>> BEGIN Records supplied
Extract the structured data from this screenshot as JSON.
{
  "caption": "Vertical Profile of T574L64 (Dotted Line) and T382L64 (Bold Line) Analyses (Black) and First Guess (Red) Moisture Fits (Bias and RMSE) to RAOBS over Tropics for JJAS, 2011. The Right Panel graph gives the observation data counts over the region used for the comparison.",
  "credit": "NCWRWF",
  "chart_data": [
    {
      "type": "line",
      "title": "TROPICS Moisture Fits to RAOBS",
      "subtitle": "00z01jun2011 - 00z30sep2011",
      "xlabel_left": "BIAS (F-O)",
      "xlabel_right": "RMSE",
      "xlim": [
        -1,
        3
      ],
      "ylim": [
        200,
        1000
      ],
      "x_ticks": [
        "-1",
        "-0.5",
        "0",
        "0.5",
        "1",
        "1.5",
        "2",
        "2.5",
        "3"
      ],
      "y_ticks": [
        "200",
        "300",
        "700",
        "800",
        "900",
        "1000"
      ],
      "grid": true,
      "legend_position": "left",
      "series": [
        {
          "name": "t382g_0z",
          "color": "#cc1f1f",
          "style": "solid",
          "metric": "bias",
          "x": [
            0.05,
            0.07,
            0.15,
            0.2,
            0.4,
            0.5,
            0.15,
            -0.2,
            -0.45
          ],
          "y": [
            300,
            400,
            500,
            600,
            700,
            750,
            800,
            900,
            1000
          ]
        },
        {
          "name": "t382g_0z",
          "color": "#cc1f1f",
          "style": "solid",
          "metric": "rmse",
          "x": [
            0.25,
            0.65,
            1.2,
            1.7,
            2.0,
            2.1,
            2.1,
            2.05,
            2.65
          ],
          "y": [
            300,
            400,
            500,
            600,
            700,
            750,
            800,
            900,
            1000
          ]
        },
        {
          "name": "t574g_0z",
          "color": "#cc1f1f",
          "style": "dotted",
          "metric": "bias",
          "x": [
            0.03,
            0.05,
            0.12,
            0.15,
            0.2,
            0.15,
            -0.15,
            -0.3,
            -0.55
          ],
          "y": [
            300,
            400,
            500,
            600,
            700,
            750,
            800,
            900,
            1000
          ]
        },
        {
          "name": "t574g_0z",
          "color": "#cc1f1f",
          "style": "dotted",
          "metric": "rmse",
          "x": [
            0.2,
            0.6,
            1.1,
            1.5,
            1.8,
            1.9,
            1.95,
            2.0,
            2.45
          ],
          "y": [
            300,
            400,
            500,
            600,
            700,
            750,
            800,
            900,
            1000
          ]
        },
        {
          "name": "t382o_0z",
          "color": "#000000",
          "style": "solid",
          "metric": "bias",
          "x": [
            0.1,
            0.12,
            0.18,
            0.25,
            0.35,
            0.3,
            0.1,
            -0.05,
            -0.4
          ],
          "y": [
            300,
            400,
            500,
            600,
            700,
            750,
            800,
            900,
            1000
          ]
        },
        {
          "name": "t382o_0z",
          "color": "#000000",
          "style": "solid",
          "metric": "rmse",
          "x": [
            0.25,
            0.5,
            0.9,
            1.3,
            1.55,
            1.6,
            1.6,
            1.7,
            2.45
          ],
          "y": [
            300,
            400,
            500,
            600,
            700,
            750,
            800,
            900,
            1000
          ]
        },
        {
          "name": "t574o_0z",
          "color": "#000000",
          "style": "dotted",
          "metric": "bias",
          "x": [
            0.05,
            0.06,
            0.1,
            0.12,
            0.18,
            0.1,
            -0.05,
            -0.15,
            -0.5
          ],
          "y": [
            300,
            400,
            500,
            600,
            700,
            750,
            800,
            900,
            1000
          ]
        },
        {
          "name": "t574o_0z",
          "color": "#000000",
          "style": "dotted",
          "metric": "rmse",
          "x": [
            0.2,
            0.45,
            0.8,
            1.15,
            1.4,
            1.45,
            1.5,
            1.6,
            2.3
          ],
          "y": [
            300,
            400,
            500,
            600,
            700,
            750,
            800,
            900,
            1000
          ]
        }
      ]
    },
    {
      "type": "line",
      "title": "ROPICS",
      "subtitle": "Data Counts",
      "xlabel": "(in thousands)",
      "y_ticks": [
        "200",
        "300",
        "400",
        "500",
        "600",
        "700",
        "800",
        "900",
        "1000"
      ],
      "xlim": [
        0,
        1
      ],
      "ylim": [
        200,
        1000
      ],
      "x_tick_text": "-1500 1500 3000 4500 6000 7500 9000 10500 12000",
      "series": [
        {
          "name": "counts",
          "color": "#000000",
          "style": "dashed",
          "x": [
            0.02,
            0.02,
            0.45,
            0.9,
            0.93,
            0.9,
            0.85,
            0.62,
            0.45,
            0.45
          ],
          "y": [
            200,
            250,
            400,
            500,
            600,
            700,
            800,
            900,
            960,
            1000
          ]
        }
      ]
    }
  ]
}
>> END Records supplied
Task brief =
Extract all of the data shown above and repeat it verbatim.

Exercise result =
Extract the structured data from this screenshot as JSON.
{
  "caption": "Vertical Profile of T574L64 (Dotted Line) and T382L64 (Bold Line) Analyses (Black) and First Guess (Red) Moisture Fits (Bias and RMSE) to RAOBS over Tropics for JJAS, 2011. The Right Panel graph gives the observation data counts over the region used for the comparison.",
  "credit": "NCWRWF",
  "chart_data": [
    {
      "type": "line",
      "title": "TROPICS Moisture Fits to RAOBS",
      "subtitle": "00z01jun2011 - 00z30sep2011",
      "xlabel_left": "BIAS (F-O)",
      "xlabel_right": "RMSE",
      "xlim": [
        -1,
        3
      ],
      "ylim": [
        200,
        1000
      ],
      "x_ticks": [
        "-1",
        "-0.5",
        "0",
        "0.5",
        "1",
        "1.5",
        "2",
        "2.5",
        "3"
      ],
      "y_ticks": [
        "200",
        "300",
        "700",
        "800",
        "900",
        "1000"
      ],
      "grid": true,
      "legend_position": "left",
      "series": [
        {
          "name": "t382g_0z",
          "color": "#cc1f1f",
          "style": "solid",
          "metric": "bias",
          "x": [
            0.05,
            0.07,
            0.15,
            0.2,
            0.4,
            0.5,
            0.15,
            -0.2,
            -0.45
          ],
          "y": [
            300,
            400,
            500,
            600,
            700,
            750,
            800,
            900,
            1000
          ]
        },
        {
          "name": "t382g_0z",
          "color": "#cc1f1f",
          "style": "solid",
          "metric": "rmse",
          "x": [
            0.25,
            0.65,
            1.2,
            1.7,
            2.0,
            2.1,
            2.1,
            2.05,
            2.65
          ],
          "y": [
            300,
            400,
            500,
            600,
            700,
            750,
            800,
            900,
            1000
          ]
        },
        {
          "name": "t574g_0z",
          "color": "#cc1f1f",
          "style": "dotted",
          "metric": "bias",
          "x": [
            0.03,
            0.05,
            0.12,
            0.15,
            0.2,
            0.15,
            -0.15,
            -0.3,
            -0.55
          ],
          "y": [
            300,
            400,
            500,
            600,
            700,
            750,
            800,
            900,
            1000
          ]
        },
        {
          "name": "t574g_0z",
          "color": "#cc1f1f",
          "style": "dotted",
          "metric": "rmse",
          "x": [
            0.2,
            0.6,
            1.1,
            1.5,
            1.8,
            1.9,
            1.95,
            2.0,
            2.45
          ],
          "y": [
            300,
            400,
            500,
            600,
            700,
            750,
            800,
            900,
            1000
          ]
        },
        {
          "name": "t382o_0z",
          "color": "#000000",
          "style": "solid",
          "metric": "bias",
          "x": [
            0.1,
            0.12,
            0.18,
            0.25,
            0.35,
            0.3,
            0.1,
            -0.05,
            -0.4
          ],
          "y": [
            300,
            400,
            500,
            600,
            700,
            750,
            800,
            900,
            1000
          ]
        },
        {
          "name": "t382o_0z",
          "color": "#000000",
          "style": "solid",
          "metric": "rmse",
          "x": [
            0.25,
            0.5,
            0.9,
            1.3,
            1.55,
            1.6,
            1.6,
            1.7,
            2.45
          ],
          "y": [
            300,
            400,
            500,
            600,
            700,
            750,
            800,
            900,
            1000
          ]
        },
        {
          "name": "t574o_0z",
          "color": "#000000",
          "style": "dotted",
          "metric": "bias",
          "x": [
            0.05,
            0.06,
            0.1,
            0.12,
            0.18,
            0.1,
            -0.05,
            -0.15,
            -0.5
          ],
          "y": [
            300,
            400,
            500,
            600,
            700,
            750,
            800,
            900,
            1000
          ]
        },
        {
          "name": "t574o_0z",
          "color": "#000000",
          "style": "dotted",
          "metric": "rmse",
          "x": [
            0.2,
            0.45,
            0.8,
            1.15,
            1.4,
            1.45,
            1.5,
            1.6,
            2.3
          ],
          "y": [
            300,
            400,
            500,
            600,
            700,
            750,
            800,
            900,
            1000
          ]
        }
      ]
    },
    {
      "type": "line",
      "title": "ROPICS",
      "subtitle": "Data Counts",
      "xlabel": "(in thousands)",
      "y_ticks": [
        "200",
        "300",
        "400",
        "500",
        "600",
        "700",
        "800",
        "900",
        "1000"
      ],
      "xlim": [
        0,
        1
      ],
      "ylim": [
        200,
        1000
      ],
      "x_tick_text": "-1500 1500 3000 4500 6000 7500 9000 10500 12000",
      "series": [
        {
          "name": "counts",
          "color": "#000000",
          "style": "dashed",
          "x": [
            0.02,
            0.02,
            0.45,
            0.9,
            0.93,
            0.9,
            0.85,
            0.62,
            0.45,
            0.45
          ],
          "y": [
            200,
            250,
            400,
            500,
            600,
            700,
            800,
            900,
            960,
            1000
          ]
        }
      ]
    }
  ]
}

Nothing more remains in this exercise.